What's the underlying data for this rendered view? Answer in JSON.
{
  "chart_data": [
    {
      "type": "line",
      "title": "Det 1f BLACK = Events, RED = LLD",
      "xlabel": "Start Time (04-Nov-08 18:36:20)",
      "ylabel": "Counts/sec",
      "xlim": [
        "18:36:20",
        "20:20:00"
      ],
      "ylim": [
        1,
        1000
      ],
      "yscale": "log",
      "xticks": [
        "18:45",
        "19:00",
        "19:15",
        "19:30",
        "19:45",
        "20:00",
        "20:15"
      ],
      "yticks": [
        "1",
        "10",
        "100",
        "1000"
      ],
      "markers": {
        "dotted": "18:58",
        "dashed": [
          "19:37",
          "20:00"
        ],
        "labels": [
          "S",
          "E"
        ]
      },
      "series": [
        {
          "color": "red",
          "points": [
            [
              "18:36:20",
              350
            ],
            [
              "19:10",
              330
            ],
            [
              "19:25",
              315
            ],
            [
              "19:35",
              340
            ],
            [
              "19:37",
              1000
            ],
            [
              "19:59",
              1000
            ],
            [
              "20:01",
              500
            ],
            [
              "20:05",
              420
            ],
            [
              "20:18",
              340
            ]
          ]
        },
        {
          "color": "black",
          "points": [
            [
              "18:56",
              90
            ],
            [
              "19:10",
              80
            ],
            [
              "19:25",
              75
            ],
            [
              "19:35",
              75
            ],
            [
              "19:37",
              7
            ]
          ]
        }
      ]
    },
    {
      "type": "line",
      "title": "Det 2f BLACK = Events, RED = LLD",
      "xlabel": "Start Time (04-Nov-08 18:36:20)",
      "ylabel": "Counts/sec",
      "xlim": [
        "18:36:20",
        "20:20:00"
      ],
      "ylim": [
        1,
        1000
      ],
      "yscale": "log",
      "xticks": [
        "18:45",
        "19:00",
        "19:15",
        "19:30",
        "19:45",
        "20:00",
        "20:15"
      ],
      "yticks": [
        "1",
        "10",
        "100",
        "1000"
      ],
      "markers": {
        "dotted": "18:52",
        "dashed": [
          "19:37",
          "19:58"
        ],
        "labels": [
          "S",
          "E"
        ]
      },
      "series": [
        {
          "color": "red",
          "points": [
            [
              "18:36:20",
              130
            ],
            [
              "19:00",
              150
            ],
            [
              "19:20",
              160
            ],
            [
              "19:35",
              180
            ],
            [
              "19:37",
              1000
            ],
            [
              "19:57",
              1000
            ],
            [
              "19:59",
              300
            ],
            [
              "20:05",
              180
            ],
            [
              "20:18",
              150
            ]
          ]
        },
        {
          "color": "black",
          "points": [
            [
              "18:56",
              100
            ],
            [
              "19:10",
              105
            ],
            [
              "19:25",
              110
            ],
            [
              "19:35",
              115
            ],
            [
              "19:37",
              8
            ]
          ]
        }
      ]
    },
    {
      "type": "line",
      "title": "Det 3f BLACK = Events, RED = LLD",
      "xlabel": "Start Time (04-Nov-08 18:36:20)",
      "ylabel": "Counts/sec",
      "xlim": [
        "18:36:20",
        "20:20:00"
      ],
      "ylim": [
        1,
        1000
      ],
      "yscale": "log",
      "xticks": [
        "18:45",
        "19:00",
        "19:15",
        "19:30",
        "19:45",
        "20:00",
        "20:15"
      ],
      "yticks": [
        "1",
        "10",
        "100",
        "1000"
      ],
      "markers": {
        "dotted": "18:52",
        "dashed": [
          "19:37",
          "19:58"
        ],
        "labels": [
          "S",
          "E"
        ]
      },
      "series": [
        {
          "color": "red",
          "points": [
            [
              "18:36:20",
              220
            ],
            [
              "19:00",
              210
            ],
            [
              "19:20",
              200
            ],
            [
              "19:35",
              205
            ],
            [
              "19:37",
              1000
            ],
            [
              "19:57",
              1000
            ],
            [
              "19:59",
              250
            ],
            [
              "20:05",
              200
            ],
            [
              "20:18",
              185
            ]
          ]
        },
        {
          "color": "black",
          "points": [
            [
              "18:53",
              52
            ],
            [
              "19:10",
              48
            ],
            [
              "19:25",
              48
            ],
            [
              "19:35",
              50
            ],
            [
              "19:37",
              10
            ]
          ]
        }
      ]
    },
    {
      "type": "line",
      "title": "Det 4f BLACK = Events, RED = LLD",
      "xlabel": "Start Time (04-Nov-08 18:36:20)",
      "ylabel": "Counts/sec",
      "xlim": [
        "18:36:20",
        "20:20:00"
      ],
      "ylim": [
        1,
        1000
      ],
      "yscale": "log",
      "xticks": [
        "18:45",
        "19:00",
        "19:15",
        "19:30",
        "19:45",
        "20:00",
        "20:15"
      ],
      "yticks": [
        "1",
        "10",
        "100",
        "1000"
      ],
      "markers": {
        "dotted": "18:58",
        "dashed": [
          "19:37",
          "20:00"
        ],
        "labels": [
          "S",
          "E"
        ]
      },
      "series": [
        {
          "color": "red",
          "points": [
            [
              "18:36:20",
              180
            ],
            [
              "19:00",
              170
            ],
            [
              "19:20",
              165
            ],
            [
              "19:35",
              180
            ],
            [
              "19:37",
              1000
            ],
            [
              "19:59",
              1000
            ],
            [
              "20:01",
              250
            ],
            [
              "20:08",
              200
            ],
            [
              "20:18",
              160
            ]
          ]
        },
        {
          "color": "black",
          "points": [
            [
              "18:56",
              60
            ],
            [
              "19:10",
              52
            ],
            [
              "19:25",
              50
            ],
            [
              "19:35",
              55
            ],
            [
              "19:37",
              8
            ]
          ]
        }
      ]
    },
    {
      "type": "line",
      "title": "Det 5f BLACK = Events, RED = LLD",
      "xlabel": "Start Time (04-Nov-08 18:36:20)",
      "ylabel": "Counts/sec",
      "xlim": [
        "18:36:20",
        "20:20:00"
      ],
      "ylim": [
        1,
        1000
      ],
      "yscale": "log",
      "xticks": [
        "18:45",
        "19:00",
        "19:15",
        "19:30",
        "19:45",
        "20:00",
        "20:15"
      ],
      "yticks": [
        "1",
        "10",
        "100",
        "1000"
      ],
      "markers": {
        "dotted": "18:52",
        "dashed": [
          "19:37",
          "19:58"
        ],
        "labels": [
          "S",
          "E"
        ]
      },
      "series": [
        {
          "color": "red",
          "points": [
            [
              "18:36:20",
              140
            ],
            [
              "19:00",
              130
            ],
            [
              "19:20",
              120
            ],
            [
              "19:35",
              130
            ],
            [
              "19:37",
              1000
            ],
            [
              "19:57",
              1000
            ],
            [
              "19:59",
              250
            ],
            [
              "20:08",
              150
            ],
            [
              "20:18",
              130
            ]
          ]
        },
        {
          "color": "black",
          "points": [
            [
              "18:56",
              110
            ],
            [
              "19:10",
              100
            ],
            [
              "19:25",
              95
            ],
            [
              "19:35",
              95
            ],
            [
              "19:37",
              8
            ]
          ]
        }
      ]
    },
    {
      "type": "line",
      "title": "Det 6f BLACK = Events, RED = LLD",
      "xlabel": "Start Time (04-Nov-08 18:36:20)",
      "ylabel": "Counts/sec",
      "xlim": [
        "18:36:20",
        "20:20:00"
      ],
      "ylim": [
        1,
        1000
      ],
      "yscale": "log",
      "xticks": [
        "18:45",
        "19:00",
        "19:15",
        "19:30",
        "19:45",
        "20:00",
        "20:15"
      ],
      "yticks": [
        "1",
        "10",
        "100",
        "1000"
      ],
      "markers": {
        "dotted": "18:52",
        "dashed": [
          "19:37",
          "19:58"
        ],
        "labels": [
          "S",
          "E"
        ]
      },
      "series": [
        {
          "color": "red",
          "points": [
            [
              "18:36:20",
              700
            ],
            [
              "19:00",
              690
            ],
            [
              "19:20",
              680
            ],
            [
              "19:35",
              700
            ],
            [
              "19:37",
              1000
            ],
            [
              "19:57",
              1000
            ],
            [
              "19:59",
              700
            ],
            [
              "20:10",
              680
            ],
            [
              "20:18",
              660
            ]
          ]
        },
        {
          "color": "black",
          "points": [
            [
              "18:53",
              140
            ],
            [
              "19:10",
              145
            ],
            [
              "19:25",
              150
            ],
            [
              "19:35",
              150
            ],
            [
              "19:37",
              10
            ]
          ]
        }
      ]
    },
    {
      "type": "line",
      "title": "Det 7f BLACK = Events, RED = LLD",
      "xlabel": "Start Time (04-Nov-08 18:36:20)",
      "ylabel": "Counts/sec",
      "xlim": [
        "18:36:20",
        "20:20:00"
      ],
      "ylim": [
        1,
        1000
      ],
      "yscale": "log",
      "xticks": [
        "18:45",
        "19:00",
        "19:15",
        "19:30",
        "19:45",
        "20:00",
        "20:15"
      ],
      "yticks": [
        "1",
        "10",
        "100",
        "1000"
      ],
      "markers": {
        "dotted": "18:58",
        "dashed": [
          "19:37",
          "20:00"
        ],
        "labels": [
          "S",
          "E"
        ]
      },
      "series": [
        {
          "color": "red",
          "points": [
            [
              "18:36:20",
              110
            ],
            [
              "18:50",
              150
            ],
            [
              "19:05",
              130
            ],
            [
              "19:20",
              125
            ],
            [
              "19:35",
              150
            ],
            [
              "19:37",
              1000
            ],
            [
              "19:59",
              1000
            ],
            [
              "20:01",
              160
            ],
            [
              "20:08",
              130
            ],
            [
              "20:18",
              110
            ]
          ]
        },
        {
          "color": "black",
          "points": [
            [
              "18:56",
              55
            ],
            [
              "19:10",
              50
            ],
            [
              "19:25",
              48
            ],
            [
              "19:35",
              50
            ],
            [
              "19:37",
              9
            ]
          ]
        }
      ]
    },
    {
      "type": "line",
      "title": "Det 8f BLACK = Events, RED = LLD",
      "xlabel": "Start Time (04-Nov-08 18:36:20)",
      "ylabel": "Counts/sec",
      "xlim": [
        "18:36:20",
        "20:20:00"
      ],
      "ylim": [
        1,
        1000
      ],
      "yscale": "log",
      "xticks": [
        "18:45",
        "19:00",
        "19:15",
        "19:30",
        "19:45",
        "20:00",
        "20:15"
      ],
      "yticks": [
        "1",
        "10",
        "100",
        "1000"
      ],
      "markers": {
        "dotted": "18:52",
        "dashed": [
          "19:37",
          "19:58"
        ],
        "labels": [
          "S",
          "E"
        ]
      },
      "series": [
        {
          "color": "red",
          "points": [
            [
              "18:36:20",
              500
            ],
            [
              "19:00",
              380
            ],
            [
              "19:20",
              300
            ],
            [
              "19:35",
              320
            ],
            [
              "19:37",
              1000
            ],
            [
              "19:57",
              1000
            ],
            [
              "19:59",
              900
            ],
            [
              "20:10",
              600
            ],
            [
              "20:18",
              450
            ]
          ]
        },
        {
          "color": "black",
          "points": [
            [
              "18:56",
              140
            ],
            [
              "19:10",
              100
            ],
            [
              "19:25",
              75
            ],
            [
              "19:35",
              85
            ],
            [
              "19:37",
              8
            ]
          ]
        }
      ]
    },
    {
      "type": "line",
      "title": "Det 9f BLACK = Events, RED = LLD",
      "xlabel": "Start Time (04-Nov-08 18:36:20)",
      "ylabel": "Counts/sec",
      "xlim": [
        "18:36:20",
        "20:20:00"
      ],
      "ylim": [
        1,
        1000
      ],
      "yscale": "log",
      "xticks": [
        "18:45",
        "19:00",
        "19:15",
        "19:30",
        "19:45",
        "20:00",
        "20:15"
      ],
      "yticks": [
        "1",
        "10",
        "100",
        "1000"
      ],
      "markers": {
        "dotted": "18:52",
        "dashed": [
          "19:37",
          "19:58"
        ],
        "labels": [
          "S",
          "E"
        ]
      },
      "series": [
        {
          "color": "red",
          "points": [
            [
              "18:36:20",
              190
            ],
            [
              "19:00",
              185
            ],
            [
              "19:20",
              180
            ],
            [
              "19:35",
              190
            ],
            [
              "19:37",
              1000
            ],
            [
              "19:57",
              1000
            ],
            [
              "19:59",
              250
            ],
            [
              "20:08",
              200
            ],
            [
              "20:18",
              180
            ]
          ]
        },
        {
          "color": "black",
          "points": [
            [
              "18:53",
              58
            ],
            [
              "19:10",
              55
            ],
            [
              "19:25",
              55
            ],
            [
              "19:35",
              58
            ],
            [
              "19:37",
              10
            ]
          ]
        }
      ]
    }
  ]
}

- [YOUR GOAL] Report all lines of the data above that include the string "title".

- [WRITTEN RESPONSE]
      "title": "Det 1f BLACK = Events, RED = LLD",
      "title": "Det 2f BLACK = Events, RED = LLD",
      "title": "Det 3f BLACK = Events, RED = LLD",
      "title": "Det 4f BLACK = Events, RED = LLD",
      "title": "Det 5f BLACK = Events, RED = LLD",
      "title": "Det 6f BLACK = Events, RED = LLD",
      "title": "Det 7f BLACK = Events, RED = LLD",
      "title": "Det 8f BLACK = Events, RED = LLD",
      "title": "Det 9f BLACK = Events, RED = LLD",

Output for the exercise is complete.